» **Given problem**
Can you write out, word for word, the part of the article on zero interest rates starting with "What Will Happen" and going on through "Forecast for 2009."?

» **Passage given**
# # # # #

Punishing the Savers

Quantitative Inflation and Zero Interest Rates mean that Savers are being punished by the government for being responsible, and instead those that were reckless in borrowing unsustainable amounts of cash are being rewarded. The government is attempting to force savers to (a) Spend their savings and consume more as there is little incentive to save at zero interest rates, and to (b) Invest their capital into more risky assets such as the stock market and corporate bonds. With the stock market trading towards new bear market lows, this does NOT seem to be working.

The Paradox of Cutting Interest Rates towards Zero

As mentioned above, the interest rate cut to 0.5% is a mistake, which is expected to make little difference to the economy. However, it does make a difference to savers who are now even less inclined to put their hard earned cash on deposit with risky banks, and hence in effect today's rate cut has the opposite effect to that which was intended, as banks are likely to see less cash deposited with them as a consequence of a pittance paid in interest.

Additionally, low savings interest rates and the threat of banks going bankrupt has apparently triggering a withdrawal of cash from HBOS and RBS to the tune of 10% a piece in favour of the fully nationalised banks of Northern Rock and National Savings. In the UK at present, only the first £50,000 of savings is guaranteed at 100%, whilst fully nationalised banks have the full backing of the state and hence a 100% guarantee of all deposits.

Small Silver Lining for Savers

As mentioned earlier, the eventual outcome of Zero interest rates and Quantitative easing will be much higher inflation and interest rates. Therefore I do not see low interest rates staying near zero for long, i.e. during the second half of 2009 interest rates should start to rise again in tandem with rising inflation. However, the loss of value in terms of sterling's depreciation is a far greater cost to savers than a few percent gain on the rate of interest, which savers will soon come to realise as the price of goods in the shops soars relative to paltry rates of interest payments.

What Will Happen to the British Pound ?

Quantitative Easing sends a message to the foreign exchange markets that a flood of British Pounds is about to be unleashed onto the market that is outside the normal expected mechanisms of government debt issuance. This in effect ensures that the value of all currency in circulation will be devalued, and hence investors and speculators act ahead of the curve by continuing to liquidate out of sterling whilst at the same time increasing short positions against sterling, i.e. betting on a continuation devaluation in favor of the world's reserve currency the U.S. Dollar, the trend for which is for continuing strength as per the US Dollar Bull Market Forecast for 2009.


The government's initial print run is for £150 billion in two halves is expected to be followed again by another two runs of £150 billion each as the May 2010 election is still more than 12 months away, which is the primary focus for the Brown Government. This will eventually lead to much higher inflation and interest rates than most expect at this time. Therefore investors and savers need to start to look at gearing themselves towards this development:

  1. Falling UK government bond prices as the amount of debt the government issues continues to mushroom.
  2. Continuing sterling bear market which targets parity to the U.S. Dollar as a consequence of Quantitative Easing and government debt.
  3. Rising commodity prices as the crackpot policy of Quantative easing is copied around the world which devalues ALL currencies.

# # # # #

» **Entries supplied**
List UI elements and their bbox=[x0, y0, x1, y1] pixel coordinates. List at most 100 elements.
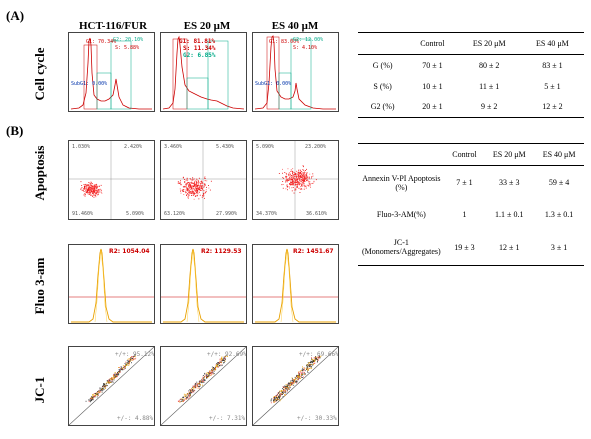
fluo-plot-es20: R2: 1129.53 bbox=[160, 244, 247, 324]
table-cell: 20 ± 1 bbox=[422, 102, 443, 112]
subg1-label: SubG1: 0.00% bbox=[255, 81, 292, 87]
jc1-lower-label: +/-: 7.31% bbox=[209, 415, 246, 422]
panel-label-b: (B) bbox=[6, 123, 24, 138]
g2-label: G2: 6.85% bbox=[183, 52, 216, 59]
jc1-lower-label: +/-: 4.88% bbox=[117, 415, 154, 422]
table-cell: 1.3 ± 0.1 bbox=[544, 210, 574, 219]
table-header: ES 40 μM bbox=[536, 39, 569, 48]
row-label-cell-cycle: Cell cycle bbox=[32, 47, 47, 101]
table-cell: G (%) bbox=[372, 60, 393, 70]
table-cell: 1 bbox=[462, 210, 467, 219]
table-cell: 5 ± 1 bbox=[544, 81, 561, 91]
table-cell: G2 (%) bbox=[370, 102, 395, 112]
cell-cycle-plot-es40: G1: 83.00% G2: 12.00% S: 4.10% SubG1: 0.… bbox=[252, 32, 339, 112]
apoptosis-scatter bbox=[161, 141, 246, 219]
quadrant-ul: 5.090% bbox=[256, 144, 275, 150]
table-cell: 7 ± 1 bbox=[456, 178, 473, 188]
g1-label: G1: 70.34% bbox=[86, 39, 117, 45]
table-cell: 70 ± 1 bbox=[422, 60, 443, 70]
quadrant-ll: 34.370% bbox=[256, 211, 278, 217]
fluo-plot-es40: R2: 1451.67 bbox=[252, 244, 339, 324]
quadrant-ul: 1.030% bbox=[72, 144, 91, 150]
table-cell: 12 ± 1 bbox=[499, 242, 520, 252]
jc1-plot-es40: +/+: 69.66% +/-: 30.33% bbox=[252, 346, 339, 426]
table-cell: 59 ± 4 bbox=[548, 178, 570, 188]
table-row: Fluo-3-AM(%) 1 1.1 ± 0.1 1.3 ± 0.1 bbox=[358, 200, 584, 230]
table-cell: 33 ± 3 bbox=[499, 178, 520, 188]
table-header: Control bbox=[420, 39, 445, 48]
table-cell: 12 ± 2 bbox=[542, 102, 563, 112]
fluo-histogram bbox=[253, 248, 338, 323]
g2-label: G2: 12.00% bbox=[293, 37, 324, 43]
jc1-upper-label: +/+: 95.12% bbox=[115, 351, 155, 358]
apoptosis-plot-control: 1.030% 2.420% 91.460% 5.090% bbox=[68, 140, 155, 220]
quadrant-ll: 63.120% bbox=[164, 211, 186, 217]
table-cell: 1.1 ± 0.1 bbox=[495, 210, 524, 219]
table-header: ES 20 μM bbox=[492, 150, 526, 159]
row-label-jc1: JC-1 bbox=[32, 376, 47, 404]
table-row: S (%) 10 ± 1 11 ± 1 5 ± 1 bbox=[358, 76, 584, 97]
jc1-plot-es20: +/+: 92.69% +/-: 7.31% bbox=[160, 346, 247, 426]
fluo-histogram bbox=[161, 248, 246, 323]
table-cell: 83 ± 1 bbox=[542, 60, 563, 70]
table-cell-cycle: Control ES 20 μM ES 40 μM G (%) 70 ± 1 8… bbox=[358, 32, 584, 118]
table-cell: 9 ± 2 bbox=[480, 102, 498, 112]
col-head-control: HCT-116/FUR bbox=[78, 20, 148, 32]
table-header: ES 40 μM bbox=[542, 150, 576, 159]
table-cell: Annexin V-PI Apoptosis (%) bbox=[362, 173, 441, 192]
s-label: S: 4.10% bbox=[293, 45, 318, 51]
table-header: Control bbox=[452, 150, 477, 159]
quadrant-ll: 91.460% bbox=[72, 211, 94, 217]
panel-label-a: (A) bbox=[6, 8, 25, 23]
s-label: S: 11.34% bbox=[183, 45, 216, 52]
table-cell: S (%) bbox=[373, 81, 392, 91]
g1-label: G1: 83.00% bbox=[269, 39, 300, 45]
quadrant-lr: 5.090% bbox=[126, 211, 145, 217]
subg1-label: SubG1: 0.00% bbox=[71, 81, 108, 87]
quadrant-lr: 27.990% bbox=[216, 211, 238, 217]
r2-label: R2: 1129.53 bbox=[201, 248, 242, 255]
s-label: S: 5.88% bbox=[115, 45, 140, 51]
r2-label: R2: 1054.04 bbox=[109, 248, 150, 255]
quadrant-ul: 3.460% bbox=[164, 144, 183, 150]
jc1-scatter bbox=[69, 347, 154, 425]
cell-cycle-histogram bbox=[70, 37, 152, 110]
col-head-es40: ES 40 μM bbox=[271, 20, 319, 32]
table-cell: 10 ± 1 bbox=[422, 81, 443, 91]
table-cell: 3 ± 1 bbox=[550, 242, 568, 252]
row-label-apoptosis: Apoptosis bbox=[32, 145, 47, 201]
quadrant-lr: 36.610% bbox=[306, 211, 328, 217]
jc1-scatter bbox=[161, 347, 246, 425]
jc1-upper-label: +/+: 69.66% bbox=[299, 351, 339, 358]
apoptosis-plot-es40: 5.090% 23.200% 34.370% 36.610% bbox=[252, 140, 339, 220]
jc1-upper-label: +/+: 92.69% bbox=[207, 351, 247, 358]
cell-cycle-plot-control: G1: 70.34% G2: 20.10% S: 5.88% SubG1: 0.… bbox=[68, 32, 155, 112]
table-cell: 19 ± 3 bbox=[454, 242, 475, 252]
apoptosis-scatter bbox=[69, 141, 154, 219]
table-header bbox=[358, 33, 407, 55]
table-row: G2 (%) 20 ± 1 9 ± 2 12 ± 2 bbox=[358, 97, 584, 118]
col-head-es20: ES 20 μM bbox=[183, 20, 231, 32]
quadrant-ur: 23.200% bbox=[305, 144, 327, 150]
apoptosis-scatter bbox=[253, 141, 338, 219]
cell-cycle-plot-es20: G1: 81.81% S: 11.34% G2: 6.85% bbox=[160, 32, 247, 112]
table-row: G (%) 70 ± 1 80 ± 2 83 ± 1 bbox=[358, 55, 584, 76]
table-header: ES 20 μM bbox=[472, 39, 506, 48]
quadrant-ur: 5.430% bbox=[216, 144, 235, 150]
fluo-plot-control: R2: 1054.04 bbox=[68, 244, 155, 324]
g2-label: G2: 20.10% bbox=[113, 37, 144, 43]
apoptosis-plot-es20: 3.460% 5.430% 63.120% 27.990% bbox=[160, 140, 247, 220]
table-cell: JC-1 (Monomers/Aggregates) bbox=[362, 238, 441, 257]
fluo-histogram bbox=[69, 248, 154, 323]
jc1-lower-label: +/-: 30.33% bbox=[297, 415, 337, 422]
table-cell: 80 ± 2 bbox=[478, 60, 500, 70]
cell-cycle-histogram bbox=[254, 35, 336, 110]
g1-label: G1: 81.81% bbox=[179, 38, 216, 45]
cell-cycle-histogram bbox=[162, 35, 245, 110]
table-cell: 11 ± 1 bbox=[479, 81, 500, 91]
quadrant-ur: 2.420% bbox=[124, 144, 143, 150]
table-row: JC-1 (Monomers/Aggregates) 19 ± 3 12 ± 1… bbox=[358, 230, 584, 266]
table-row: Annexin V-PI Apoptosis (%) 7 ± 1 33 ± 3 … bbox=[358, 166, 584, 200]
table-apoptosis: Control ES 20 μM ES 40 μM Annexin V-PI A… bbox=[358, 143, 584, 266]
row-label-fluo: Fluo 3-am bbox=[32, 257, 47, 315]
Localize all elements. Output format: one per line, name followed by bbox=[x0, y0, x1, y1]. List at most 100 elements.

# # # # #

» **Answer for this exercise**
What Will Happen to the British Pound ?

Quantitative Easing sends a message to the foreign exchange markets that a flood of British Pounds is about to be unleashed onto the market that is outside the normal expected mechanisms of government debt issuance. This in effect ensures that the value of all currency in circulation will be devalued, and hence investors and speculators act ahead of the curve by continuing to liquidate out of sterling whilst at the same time increasing short positions against sterling, i.e. betting on a continuation devaluation in favor of the world's reserve currency the U.S. Dollar, the trend for which is for continuing strength as per the US Dollar Bull Market Forecast for 2009.